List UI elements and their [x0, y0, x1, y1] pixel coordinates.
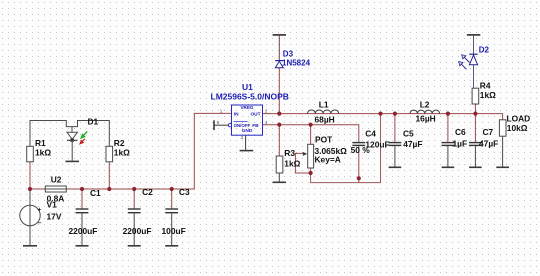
- svg-text:POT: POT: [315, 135, 333, 145]
- svg-text:C4: C4: [365, 128, 376, 138]
- resistor R3: [276, 156, 283, 173]
- wire D3 lower lead: [278, 68, 280, 114]
- svg-text:1µF: 1µF: [453, 139, 468, 149]
- wire C7 top lead: [474, 114, 476, 143]
- wire LOAD bottom lead: [502, 136, 504, 166]
- node C5: [393, 112, 397, 116]
- resistor R4: [472, 88, 479, 104]
- wire top-left loop rail: [30, 121, 109, 147]
- svg-text:C5: C5: [403, 128, 414, 138]
- inductor L2: [410, 110, 440, 113]
- wire FB rail to C4: [263, 125, 359, 143]
- svg-text:GND: GND: [242, 128, 253, 134]
- wiper arrowhead: [303, 152, 307, 156]
- inductor L1: [307, 110, 338, 114]
- op-amp U1 regulator box: [232, 105, 263, 135]
- svg-text:1N5824: 1N5824: [282, 58, 311, 67]
- wire OUT rail: [263, 114, 503, 120]
- wire R4 bottom lead: [474, 104, 476, 114]
- node D3/OUT: [277, 112, 281, 116]
- node wiper/POT bottom: [309, 171, 313, 175]
- svg-text:47µF: 47µF: [403, 139, 422, 149]
- LED D2: [467, 35, 480, 88]
- source V1: [20, 205, 42, 226]
- svg-text:IN: IN: [234, 111, 239, 117]
- node R2: [107, 187, 111, 191]
- svg-text:2200uF: 2200uF: [69, 226, 98, 236]
- svg-text:100uF: 100uF: [162, 226, 186, 236]
- node POT top/FB: [309, 123, 313, 127]
- svg-text:–: –: [38, 220, 42, 227]
- node V1/R1: [28, 187, 32, 191]
- capacitor C3: [165, 209, 178, 245]
- svg-text:1kΩ: 1kΩ: [35, 147, 51, 157]
- wire R3 top lead: [278, 125, 280, 156]
- svg-text:1kΩ: 1kΩ: [114, 147, 130, 157]
- U1 GND pin lead: [245, 135, 247, 150]
- wire POT top lead: [310, 125, 312, 145]
- capacitor C1: [76, 209, 89, 245]
- diode D3: [273, 35, 286, 68]
- D2 arrow 1: [462, 55, 470, 63]
- wire D3 upper lead: [278, 36, 280, 61]
- svg-text:Key=A: Key=A: [315, 155, 341, 165]
- resistor LOAD: [499, 120, 506, 136]
- ground under C5: [389, 166, 402, 168]
- svg-text:LM2596S-5.0/NOPB: LM2596S-5.0/NOPB: [211, 92, 289, 102]
- capacitor C2: [128, 209, 141, 245]
- svg-text:2: 2: [265, 109, 268, 114]
- D1 red arrow: [79, 139, 85, 145]
- resistor R1: [27, 146, 34, 162]
- svg-text:1: 1: [220, 109, 223, 114]
- ground under C2: [128, 245, 141, 247]
- D2 arrow 2: [459, 62, 467, 70]
- LED D1: [67, 127, 78, 161]
- wire R1 bottom lead: [29, 162, 31, 189]
- ground under C1: [76, 245, 89, 247]
- svg-text:17V: 17V: [47, 212, 62, 222]
- D1 green arrow: [80, 132, 87, 140]
- svg-text:4: 4: [265, 120, 268, 125]
- svg-text:U2: U2: [51, 175, 62, 185]
- node C6: [446, 112, 450, 116]
- svg-text:VREG: VREG: [240, 105, 253, 110]
- wire R2 bottom lead: [108, 162, 110, 189]
- ground under C7: [469, 166, 482, 168]
- ground under LOAD: [496, 166, 509, 168]
- ground under U1: [240, 150, 254, 152]
- ground under V1: [23, 245, 37, 247]
- svg-text:68µH: 68µH: [315, 115, 335, 125]
- wire C6 top lead: [447, 114, 449, 143]
- svg-text:ON/OFF: ON/OFF: [234, 123, 251, 128]
- svg-text:5: 5: [217, 120, 220, 125]
- wire C1 top lead: [81, 189, 83, 208]
- wire main bottom rail to U1 IN riser: [30, 113, 232, 189]
- svg-text:V1: V1: [47, 200, 58, 210]
- node R3/FB: [277, 123, 281, 127]
- svg-text:R3: R3: [284, 148, 295, 158]
- fuse U2: [45, 186, 66, 192]
- svg-text:10kΩ: 10kΩ: [507, 123, 528, 133]
- svg-text:D3: D3: [283, 50, 294, 59]
- svg-text:D1: D1: [88, 117, 99, 127]
- svg-text:C1: C1: [90, 188, 101, 198]
- capacitor C5: [389, 143, 402, 167]
- wire C5 top lead: [394, 114, 396, 143]
- svg-text:120uF: 120uF: [365, 139, 389, 149]
- junction node dots: [28, 112, 478, 192]
- svg-text:+: +: [38, 207, 42, 214]
- wire POT wiper: [295, 153, 310, 173]
- svg-text:U1: U1: [242, 82, 253, 92]
- ground under D1: [66, 160, 80, 162]
- svg-text:LOAD: LOAD: [507, 114, 531, 124]
- svg-text:OUT: OUT: [250, 111, 260, 117]
- svg-text:C7: C7: [483, 127, 494, 137]
- capacitor C7: [469, 143, 482, 167]
- svg-text:FB: FB: [252, 123, 259, 129]
- capacitor C6: [442, 143, 455, 167]
- svg-text:2200uF: 2200uF: [123, 226, 152, 236]
- svg-text:C6: C6: [455, 127, 466, 137]
- svg-text:1kΩ: 1kΩ: [480, 90, 496, 100]
- ground under R3: [273, 181, 286, 183]
- svg-text:47µF: 47µF: [479, 139, 498, 149]
- node POT riser/OUT: [378, 112, 382, 116]
- svg-text:1kΩ: 1kΩ: [284, 158, 300, 168]
- node C1: [80, 187, 84, 191]
- svg-text:C2: C2: [142, 187, 153, 197]
- ground under C6: [442, 166, 455, 168]
- node C3: [170, 187, 174, 191]
- wire C3 top lead: [171, 189, 173, 208]
- wire V1 top lead: [29, 189, 31, 205]
- wire C2 top lead: [133, 189, 135, 208]
- svg-text:C3: C3: [179, 187, 190, 197]
- potentiometer POT: [308, 144, 314, 168]
- svg-text:3: 3: [241, 135, 244, 140]
- node R4/C7: [473, 112, 477, 116]
- svg-text:16µH: 16µH: [416, 114, 436, 124]
- capacitor C4: [352, 143, 365, 146]
- wire R3 bottom lead: [278, 173, 280, 182]
- svg-text:L2: L2: [420, 100, 430, 110]
- ground under C3: [165, 245, 178, 247]
- node C4 bottom: [357, 176, 361, 180]
- svg-text:L1: L1: [319, 100, 329, 110]
- wire C4 bottom lead: [358, 146, 360, 183]
- wire V1 bottom lead: [29, 226, 31, 246]
- ON/OFF pin circle and ground: [214, 120, 232, 130]
- node C2: [132, 187, 136, 191]
- resistor R2: [106, 146, 113, 162]
- wire POT bottom rail and riser to OUT: [311, 114, 381, 183]
- svg-text:D2: D2: [479, 46, 490, 55]
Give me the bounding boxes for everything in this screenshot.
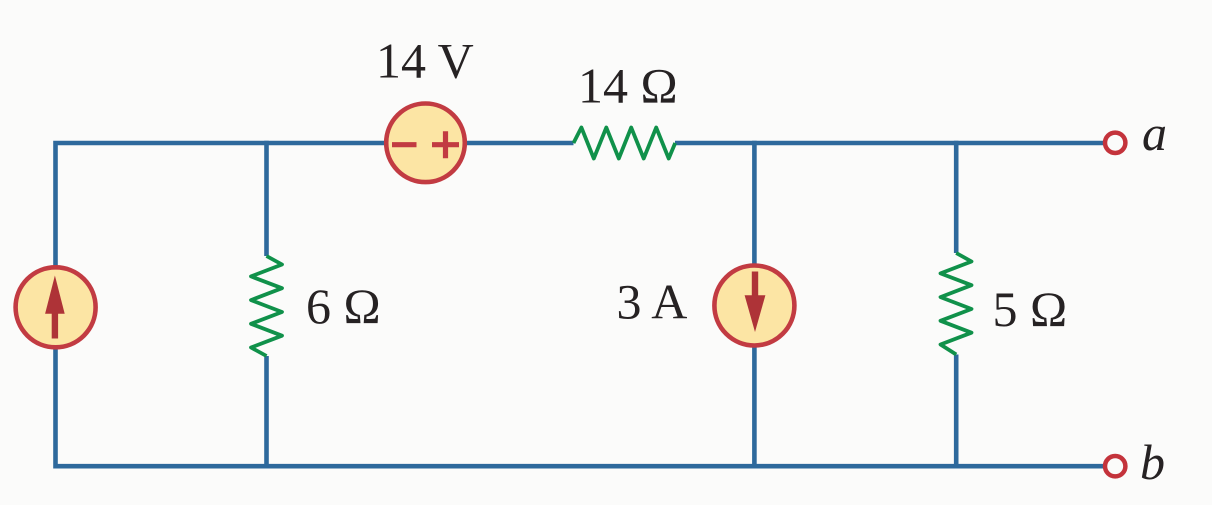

◆ **Task brief**
Convert every line of the records above into a JSON list of strings, one string per line, and leave out blank lines and the pictures.

◆ **The result**
[
  "List UI elements and their [x0, y0, x1, y1] pixel coordinates.",
  "- svg-text:POT: POT: [315, 135, 333, 145]",
  "- svg-text:C4: C4: [365, 128, 376, 138]",
  "- resistor R3: [276, 156, 283, 173]",
  "- wire D3 lower lead: [278, 68, 280, 114]",
  "- svg-text:1µF: 1µF: [453, 139, 468, 149]",
  "- wire C7 top lead: [474, 114, 476, 143]",
  "- wire LOAD bottom lead: [502, 136, 504, 166]",
  "- node C5: [393, 112, 397, 116]",
  "- resistor R4: [472, 88, 479, 104]",
  "- wire top-left loop rail: [30, 121, 109, 147]",
  "- svg-text:C5: C5: [403, 128, 414, 138]",
  "- inductor L2: [410, 110, 440, 113]",
  "- wire FB rail to C4: [263, 125, 359, 143]",
  "- svg-text:GND: GND: [242, 128, 253, 134]",
  "- wiper arrowhead: [303, 152, 307, 156]",
  "- inductor L1: [307, 110, 338, 114]",
  "- op-amp U1 regulator box: [232, 105, 263, 135]",
  "- svg-text:1N5824: 1N5824: [282, 58, 311, 67]",
  "- wire OUT rail: [263, 114, 503, 120]",
  "- wire R4 bottom lead: [474, 104, 476, 114]",
  "- node D3/OUT: [277, 112, 281, 116]",
  "- node wiper/POT bottom: [309, 171, 313, 175]",
  "- svg-text:47µF: 47µF: [403, 139, 422, 149]",
  "- LED D2: [467, 35, 480, 88]",
  "- source V1: [20, 205, 42, 226]",
  "- svg-text:IN: IN: [234, 111, 239, 117]",
  "- node R2: [107, 187, 111, 191]",
  "- svg-text:2200uF: 2200uF: [69, 226, 98, 236]",
  "- svg-text:100uF: 100uF: [162, 226, 186, 236]",
  "- node POT top/FB: [309, 123, 313, 127]",
  "- svg-text:–: –: [38, 220, 42, 227]",
  "- node V1/R1: [28, 187, 32, 191]",
  "- capacitor C3: [165, 209, 178, 245]",
  "- svg-text:1kΩ: 1kΩ: [35, 147, 51, 157]",
  "- wire R3 top lead: [278, 125, 280, 156]",
  "- svg-text:1kΩ: 1kΩ: [114, 147, 130, 157]",
  "- U1 GND pin lead: [245, 135, 247, 150]",
  "- wire POT top lead: [310, 125, 312, 145]",
  "- capacitor C1: [76, 209, 89, 245]",
  "- diode D3: [273, 35, 286, 68]",
  "- D2 arrow 1: [462, 55, 470, 63]",
  "- wire D3 upper lead: [278, 36, 280, 61]",
  "- svg-text:Key=A: Key=A: [315, 155, 341, 165]",
  "- resistor LOAD: [499, 120, 506, 136]",
  "- ground under C5: [389, 166, 402, 168]",
  "- svg-text:LM2596S-5.0/NOPB: LM2596S-5.0/NOPB: [211, 92, 289, 102]",
  "- capacitor C2: [128, 209, 141, 245]",
  "- svg-text:2: 2: [265, 109, 268, 114]",
  "- D1 red arrow: [79, 139, 85, 145]",
  "- resistor R1: [27, 146, 34, 162]",
  "- svg-text:1: 1: [220, 109, 223, 114]",
  "- ground under C2: [128, 245, 141, 247]",
  "- D2 arrow 2: [459, 62, 467, 70]",
  "- LED D1: [67, 127, 78, 161]",
  "- wire R1 bottom lead: [29, 162, 31, 189]",
  "- ground under C1: [76, 245, 89, 247]",
  "- svg-text:17V: 17V: [47, 212, 62, 222]",
  "- D1 green arrow: [80, 132, 87, 140]",
  "- svg-text:4: 4: [265, 120, 268, 125]",
  "- svg-text:U2: U2: [51, 175, 62, 185]",
  "- node C6: [446, 112, 450, 116]",
  "- svg-text:VREG: VREG: [240, 105, 253, 110]",
  "- wire R2 bottom lead: [108, 162, 110, 189]",
  "- ground under C7: [469, 166, 482, 168]",
  "- ground under LOAD: [496, 166, 509, 168]",
  "- ground under U1: [240, 150, 254, 152]",
  "- ground under V1: [23, 245, 37, 247]",
  "- svg-text:68µH: 68µH: [315, 115, 335, 125]",
  "- wire C6 top lead: [447, 114, 449, 143]",
  "- svg-text:ON/OFF: ON/OFF: [234, 123, 251, 128]",
  "- svg-text:5: 5: [217, 120, 220, 125]",
  "- wire C1 top lead: [81, 189, 83, 208]",
  "- wire main bottom rail to U1 IN riser: [30, 113, 232, 189]",
  "- svg-text:V1: V1: [47, 200, 58, 210]",
  "- node R3/FB: [277, 123, 281, 127]",
  "- svg-text:R3: R3: [284, 148, 295, 158]",
  "- fuse U2: [45, 186, 66, 192]",
  "- svg-text:10kΩ: 10kΩ: [507, 123, 528, 133]",
  "- svg-text:D3: D3: [283, 50, 294, 59]",
  "- svg-text:D1: D1: [88, 117, 99, 127]",
  "- svg-text:C1: C1: [90, 188, 101, 198]",
  "- capacitor C5: [389, 143, 402, 167]",
  "- wire C5 top lead: [394, 114, 396, 143]",
  "- svg-text:120uF: 120uF: [365, 139, 389, 149]",
  "- junction node dots: [28, 112, 478, 192]",
  "- svg-text:+: +: [38, 207, 42, 214]",
  "- wire POT wiper: [295, 153, 310, 173]",
  "- svg-text:U1: U1: [242, 82, 253, 92]",
  "- ground under D1: [66, 160, 80, 162]",
  "- svg-text:LOAD: LOAD: [507, 114, 531, 124]",
  "- svg-text:OUT: OUT: [250, 111, 260, 117]",
  "- svg-text:C7: C7: [483, 127, 494, 137]",
  "- capacitor C7: [469, 143, 482, 167]",
  "- svg-text:FB: FB: [252, 123, 259, 129]",
  "- capacitor C6: [442, 143, 455, 167]",
  "- svg-text:2200uF: 2200uF: [123, 226, 152, 236]",
  "- svg-text:C6: C6: [455, 127, 466, 137]",
  "- svg-text:1kΩ: 1kΩ: [480, 90, 496, 100]",
  "- ground under R3: [273, 181, 286, 183]",
  "- svg-text:47µF: 47µF: [479, 139, 498, 149]",
  "- node POT riser/OUT: [378, 112, 382, 116]",
  "- svg-text:1kΩ: 1kΩ: [284, 158, 300, 168]",
  "- node C1: [80, 187, 84, 191]",
  "- svg-text:C2: C2: [142, 187, 153, 197]",
  "- ground under C6: [442, 166, 455, 168]",
  "- node C3: [170, 187, 174, 191]",
  "- wire C3 top lead: [171, 189, 173, 208]",
  "- wire V1 top lead: [29, 189, 31, 205]",
  "- wire C2 top lead: [133, 189, 135, 208]",
  "- svg-text:C3: C3: [179, 187, 190, 197]",
  "- potentiometer POT: [308, 144, 314, 168]",
  "- svg-text:3: 3: [241, 135, 244, 140]",
  "- node R4/C7: [473, 112, 477, 116]",
  "- svg-text:16µH: 16µH: [416, 114, 436, 124]",
  "- capacitor C4: [352, 143, 365, 146]",
  "- wire R3 bottom lead: [278, 173, 280, 182]",
  "- svg-text:L2: L2: [420, 100, 430, 110]",
  "- ground under C3: [165, 245, 178, 247]",
  "- node C4 bottom: [357, 176, 361, 180]",
  "- svg-text:L1: L1: [319, 100, 329, 110]",
  "- wire C4 bottom lead: [358, 146, 360, 183]",
  "- wire V1 bottom lead: [29, 226, 31, 246]",
  "- ON/OFF pin circle and ground: [214, 120, 232, 130]",
  "- node C2: [132, 187, 136, 191]",
  "- resistor R2: [106, 146, 113, 162]",
  "- wire POT bottom rail and riser to OUT: [311, 114, 381, 183]",
  "- svg-text:D2: D2: [479, 46, 490, 55]",
  "Give me the bounding boxes for everything in this screenshot."
]